Recorded data:
%%

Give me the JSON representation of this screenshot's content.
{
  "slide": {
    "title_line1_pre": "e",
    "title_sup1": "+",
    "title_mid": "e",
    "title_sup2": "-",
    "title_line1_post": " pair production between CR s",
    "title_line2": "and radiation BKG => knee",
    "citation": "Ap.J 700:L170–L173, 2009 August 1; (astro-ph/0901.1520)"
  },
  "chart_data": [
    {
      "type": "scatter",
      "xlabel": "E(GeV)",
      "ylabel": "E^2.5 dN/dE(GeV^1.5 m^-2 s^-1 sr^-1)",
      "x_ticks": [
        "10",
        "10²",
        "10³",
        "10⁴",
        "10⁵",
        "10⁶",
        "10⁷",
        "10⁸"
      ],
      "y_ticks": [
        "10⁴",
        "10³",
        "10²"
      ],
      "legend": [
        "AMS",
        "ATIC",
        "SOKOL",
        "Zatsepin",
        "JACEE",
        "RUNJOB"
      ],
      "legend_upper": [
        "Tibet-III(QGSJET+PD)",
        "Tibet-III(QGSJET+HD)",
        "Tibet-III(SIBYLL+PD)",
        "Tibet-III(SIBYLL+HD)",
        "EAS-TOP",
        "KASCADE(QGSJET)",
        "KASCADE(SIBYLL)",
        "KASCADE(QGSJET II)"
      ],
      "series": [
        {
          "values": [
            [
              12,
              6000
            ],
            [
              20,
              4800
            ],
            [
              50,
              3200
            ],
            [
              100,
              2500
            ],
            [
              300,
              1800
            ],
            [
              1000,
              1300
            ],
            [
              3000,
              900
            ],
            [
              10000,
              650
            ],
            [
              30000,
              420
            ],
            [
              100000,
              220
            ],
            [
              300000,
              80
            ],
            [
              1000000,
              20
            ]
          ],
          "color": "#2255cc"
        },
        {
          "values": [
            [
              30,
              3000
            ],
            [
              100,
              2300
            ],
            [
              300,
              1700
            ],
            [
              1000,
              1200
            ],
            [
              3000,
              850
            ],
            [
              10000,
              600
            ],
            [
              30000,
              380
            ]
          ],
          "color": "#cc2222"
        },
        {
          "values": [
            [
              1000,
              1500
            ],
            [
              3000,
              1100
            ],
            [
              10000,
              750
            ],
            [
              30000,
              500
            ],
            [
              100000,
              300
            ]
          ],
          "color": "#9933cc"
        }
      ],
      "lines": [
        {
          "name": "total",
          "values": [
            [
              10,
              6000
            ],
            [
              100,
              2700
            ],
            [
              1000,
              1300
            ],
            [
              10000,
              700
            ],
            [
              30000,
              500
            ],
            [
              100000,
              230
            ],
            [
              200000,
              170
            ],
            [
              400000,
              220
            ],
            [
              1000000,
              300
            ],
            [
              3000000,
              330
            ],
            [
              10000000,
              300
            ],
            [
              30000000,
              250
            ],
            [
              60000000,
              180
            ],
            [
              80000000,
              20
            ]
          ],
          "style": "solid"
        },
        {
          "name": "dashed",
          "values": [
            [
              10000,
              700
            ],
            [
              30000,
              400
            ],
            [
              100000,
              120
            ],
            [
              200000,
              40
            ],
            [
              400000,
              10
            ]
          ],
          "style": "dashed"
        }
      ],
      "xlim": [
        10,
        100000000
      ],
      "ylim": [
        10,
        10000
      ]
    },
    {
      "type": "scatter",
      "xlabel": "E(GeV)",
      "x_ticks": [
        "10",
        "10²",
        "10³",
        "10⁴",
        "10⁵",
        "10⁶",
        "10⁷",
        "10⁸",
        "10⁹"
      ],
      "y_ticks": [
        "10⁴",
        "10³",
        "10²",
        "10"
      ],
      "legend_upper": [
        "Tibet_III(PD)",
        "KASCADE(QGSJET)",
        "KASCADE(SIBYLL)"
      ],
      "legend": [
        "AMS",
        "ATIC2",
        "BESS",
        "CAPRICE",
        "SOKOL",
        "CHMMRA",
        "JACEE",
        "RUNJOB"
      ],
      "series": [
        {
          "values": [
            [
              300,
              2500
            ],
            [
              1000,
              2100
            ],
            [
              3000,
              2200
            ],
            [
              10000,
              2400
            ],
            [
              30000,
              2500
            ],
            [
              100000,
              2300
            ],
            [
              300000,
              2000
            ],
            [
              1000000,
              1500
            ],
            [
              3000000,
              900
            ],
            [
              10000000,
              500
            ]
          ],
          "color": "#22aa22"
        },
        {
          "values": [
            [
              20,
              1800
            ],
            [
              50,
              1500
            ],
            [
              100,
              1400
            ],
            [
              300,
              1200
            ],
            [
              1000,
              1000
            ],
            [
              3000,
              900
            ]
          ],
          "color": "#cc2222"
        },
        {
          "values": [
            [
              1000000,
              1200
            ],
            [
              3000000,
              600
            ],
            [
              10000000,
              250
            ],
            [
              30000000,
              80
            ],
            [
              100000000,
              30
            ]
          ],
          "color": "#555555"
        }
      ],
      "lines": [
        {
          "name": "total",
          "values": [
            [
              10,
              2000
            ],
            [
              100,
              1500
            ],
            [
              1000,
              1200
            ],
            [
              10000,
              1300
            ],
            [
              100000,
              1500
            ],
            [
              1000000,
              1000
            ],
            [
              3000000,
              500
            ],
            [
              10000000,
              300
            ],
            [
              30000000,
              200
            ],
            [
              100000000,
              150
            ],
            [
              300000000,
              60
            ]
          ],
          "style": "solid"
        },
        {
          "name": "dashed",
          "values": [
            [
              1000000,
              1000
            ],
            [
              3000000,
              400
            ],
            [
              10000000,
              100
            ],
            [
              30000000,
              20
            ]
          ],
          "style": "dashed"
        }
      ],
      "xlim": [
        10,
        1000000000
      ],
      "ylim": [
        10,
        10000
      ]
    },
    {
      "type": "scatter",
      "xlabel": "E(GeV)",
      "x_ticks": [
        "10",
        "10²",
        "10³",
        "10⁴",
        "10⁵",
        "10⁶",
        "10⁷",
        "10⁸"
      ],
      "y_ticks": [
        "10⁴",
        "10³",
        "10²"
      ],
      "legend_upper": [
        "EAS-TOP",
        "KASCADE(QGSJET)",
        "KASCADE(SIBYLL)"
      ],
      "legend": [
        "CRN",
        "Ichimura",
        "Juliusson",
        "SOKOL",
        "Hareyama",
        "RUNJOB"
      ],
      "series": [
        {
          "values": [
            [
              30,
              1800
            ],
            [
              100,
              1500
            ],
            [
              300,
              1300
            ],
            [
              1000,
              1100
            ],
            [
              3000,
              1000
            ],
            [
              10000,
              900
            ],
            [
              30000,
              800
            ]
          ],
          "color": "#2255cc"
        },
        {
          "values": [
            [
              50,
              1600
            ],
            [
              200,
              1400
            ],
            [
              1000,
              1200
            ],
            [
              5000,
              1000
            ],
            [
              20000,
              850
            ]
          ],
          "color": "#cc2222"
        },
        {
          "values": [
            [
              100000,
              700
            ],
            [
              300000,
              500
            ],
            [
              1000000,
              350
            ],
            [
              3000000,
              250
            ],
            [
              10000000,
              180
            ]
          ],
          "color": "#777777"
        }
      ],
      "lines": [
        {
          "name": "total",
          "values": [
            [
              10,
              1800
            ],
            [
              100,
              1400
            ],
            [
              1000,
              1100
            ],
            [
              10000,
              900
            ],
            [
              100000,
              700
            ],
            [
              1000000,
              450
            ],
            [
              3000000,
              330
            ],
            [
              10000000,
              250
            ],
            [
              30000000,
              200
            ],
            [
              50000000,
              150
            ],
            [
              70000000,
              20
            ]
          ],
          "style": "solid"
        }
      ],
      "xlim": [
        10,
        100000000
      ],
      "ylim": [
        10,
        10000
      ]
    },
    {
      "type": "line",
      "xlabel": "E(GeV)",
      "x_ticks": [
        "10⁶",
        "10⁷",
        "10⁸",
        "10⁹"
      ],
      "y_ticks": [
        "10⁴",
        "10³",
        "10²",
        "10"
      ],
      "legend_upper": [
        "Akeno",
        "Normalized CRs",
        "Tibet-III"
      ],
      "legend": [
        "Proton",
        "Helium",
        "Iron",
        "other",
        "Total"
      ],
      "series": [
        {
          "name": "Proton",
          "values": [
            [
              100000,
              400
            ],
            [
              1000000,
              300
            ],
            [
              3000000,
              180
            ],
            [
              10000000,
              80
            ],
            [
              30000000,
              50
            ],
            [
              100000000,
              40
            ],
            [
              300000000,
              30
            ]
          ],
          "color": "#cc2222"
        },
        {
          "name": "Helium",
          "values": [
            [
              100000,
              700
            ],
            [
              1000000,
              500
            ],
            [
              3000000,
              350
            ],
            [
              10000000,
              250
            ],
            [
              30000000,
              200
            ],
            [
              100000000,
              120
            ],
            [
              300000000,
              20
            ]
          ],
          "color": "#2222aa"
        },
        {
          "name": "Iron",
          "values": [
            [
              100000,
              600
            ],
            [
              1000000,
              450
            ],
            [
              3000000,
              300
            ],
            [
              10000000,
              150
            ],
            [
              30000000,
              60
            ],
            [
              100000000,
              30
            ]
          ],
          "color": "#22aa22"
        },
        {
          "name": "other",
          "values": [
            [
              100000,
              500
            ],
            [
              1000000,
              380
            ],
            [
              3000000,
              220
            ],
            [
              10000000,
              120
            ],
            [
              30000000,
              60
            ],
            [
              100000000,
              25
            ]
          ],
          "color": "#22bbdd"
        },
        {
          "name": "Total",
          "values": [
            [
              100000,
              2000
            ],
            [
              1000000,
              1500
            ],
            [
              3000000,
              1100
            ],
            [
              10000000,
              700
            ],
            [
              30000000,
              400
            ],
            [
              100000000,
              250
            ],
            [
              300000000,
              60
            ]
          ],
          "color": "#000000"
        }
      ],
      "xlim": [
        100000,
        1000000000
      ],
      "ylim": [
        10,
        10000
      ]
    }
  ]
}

%%

Where a line above contains the word "SIBYLL", copy that line.

## [Complete output]
        "Tibet-III(SIBYLL+PD)",
        "Tibet-III(SIBYLL+HD)",
        "KASCADE(SIBYLL)",
        "KASCADE(SIBYLL)"
        "KASCADE(SIBYLL)"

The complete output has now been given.